-- Begin Given information --

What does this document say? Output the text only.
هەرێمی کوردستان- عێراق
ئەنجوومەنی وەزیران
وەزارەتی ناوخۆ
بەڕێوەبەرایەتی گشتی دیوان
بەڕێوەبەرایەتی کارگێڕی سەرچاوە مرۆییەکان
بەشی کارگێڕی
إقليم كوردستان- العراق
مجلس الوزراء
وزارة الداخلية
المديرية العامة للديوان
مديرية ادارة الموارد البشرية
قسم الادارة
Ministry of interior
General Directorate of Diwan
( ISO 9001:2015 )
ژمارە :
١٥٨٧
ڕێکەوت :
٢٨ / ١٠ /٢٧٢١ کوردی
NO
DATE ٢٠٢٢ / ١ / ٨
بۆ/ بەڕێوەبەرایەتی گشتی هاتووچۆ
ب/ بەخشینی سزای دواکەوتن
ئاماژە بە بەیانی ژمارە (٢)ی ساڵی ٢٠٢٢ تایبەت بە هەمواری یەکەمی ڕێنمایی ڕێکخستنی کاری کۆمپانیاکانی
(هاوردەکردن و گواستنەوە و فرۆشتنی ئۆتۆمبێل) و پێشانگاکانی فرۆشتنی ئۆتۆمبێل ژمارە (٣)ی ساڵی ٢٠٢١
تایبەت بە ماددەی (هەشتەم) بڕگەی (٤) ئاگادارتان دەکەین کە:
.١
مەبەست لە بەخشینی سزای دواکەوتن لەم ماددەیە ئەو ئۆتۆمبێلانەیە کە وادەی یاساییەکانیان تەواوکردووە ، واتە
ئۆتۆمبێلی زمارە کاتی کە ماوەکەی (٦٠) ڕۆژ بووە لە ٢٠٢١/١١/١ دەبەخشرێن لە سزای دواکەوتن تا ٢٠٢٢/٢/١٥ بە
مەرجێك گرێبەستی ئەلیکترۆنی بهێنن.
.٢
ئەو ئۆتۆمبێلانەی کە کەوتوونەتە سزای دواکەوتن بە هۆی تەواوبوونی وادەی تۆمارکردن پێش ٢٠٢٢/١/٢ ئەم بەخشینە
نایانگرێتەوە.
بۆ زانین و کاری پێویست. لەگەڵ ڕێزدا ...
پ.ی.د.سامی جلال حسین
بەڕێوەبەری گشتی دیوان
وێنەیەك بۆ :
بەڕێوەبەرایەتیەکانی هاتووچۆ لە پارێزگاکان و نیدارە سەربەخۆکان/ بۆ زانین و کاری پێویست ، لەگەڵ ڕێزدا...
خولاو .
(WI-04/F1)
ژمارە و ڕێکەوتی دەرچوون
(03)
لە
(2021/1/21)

-- End Given information --

What you will do
Retype the material in full. Each word must match.

Expected answer
What does this document say? Output the text only.
هەرێمی کوردستان- عێراق
ئەنجوومەنی وەزیران
وەزارەتی ناوخۆ
بەڕێوەبەرایەتی گشتی دیوان
بەڕێوەبەرایەتی کارگێڕی سەرچاوە مرۆییەکان
بەشی کارگێڕی
إقليم كوردستان- العراق
مجلس الوزراء
وزارة الداخلية
المديرية العامة للديوان
مديرية ادارة الموارد البشرية
قسم الادارة
Ministry of interior
General Directorate of Diwan
( ISO 9001:2015 )
ژمارە :
١٥٨٧
ڕێکەوت :
٢٨ / ١٠ /٢٧٢١ کوردی
NO
DATE ٢٠٢٢ / ١ / ٨
بۆ/ بەڕێوەبەرایەتی گشتی هاتووچۆ
ب/ بەخشینی سزای دواکەوتن
ئاماژە بە بەیانی ژمارە (٢)ی ساڵی ٢٠٢٢ تایبەت بە هەمواری یەکەمی ڕێنمایی ڕێکخستنی کاری کۆمپانیاکانی
(هاوردەکردن و گواستنەوە و فرۆشتنی ئۆتۆمبێل) و پێشانگاکانی فرۆشتنی ئۆتۆمبێل ژمارە (٣)ی ساڵی ٢٠٢١
تایبەت بە ماددەی (هەشتەم) بڕگەی (٤) ئاگادارتان دەکەین کە:
.١
مەبەست لە بەخشینی سزای دواکەوتن لەم ماددەیە ئەو ئۆتۆمبێلانەیە کە وادەی یاساییەکانیان تەواوکردووە ، واتە
ئۆتۆمبێلی زمارە کاتی کە ماوەکەی (٦٠) ڕۆژ بووە لە ٢٠٢١/١١/١ دەبەخشرێن لە سزای دواکەوتن تا ٢٠٢٢/٢/١٥ بە
مەرجێك گرێبەستی ئەلیکترۆنی بهێنن.
.٢
ئەو ئۆتۆمبێلانەی کە کەوتوونەتە سزای دواکەوتن بە هۆی تەواوبوونی وادەی تۆمارکردن پێش ٢٠٢٢/١/٢ ئەم بەخشینە
نایانگرێتەوە.
بۆ زانین و کاری پێویست. لەگەڵ ڕێزدا ...
پ.ی.د.سامی جلال حسین
بەڕێوەبەری گشتی دیوان
وێنەیەك بۆ :
بەڕێوەبەرایەتیەکانی هاتووچۆ لە پارێزگاکان و نیدارە سەربەخۆکان/ بۆ زانین و کاری پێویست ، لەگەڵ ڕێزدا...
خولاو .
(WI-04/F1)
ژمارە و ڕێکەوتی دەرچوون
(03)
لە
(2021/1/21)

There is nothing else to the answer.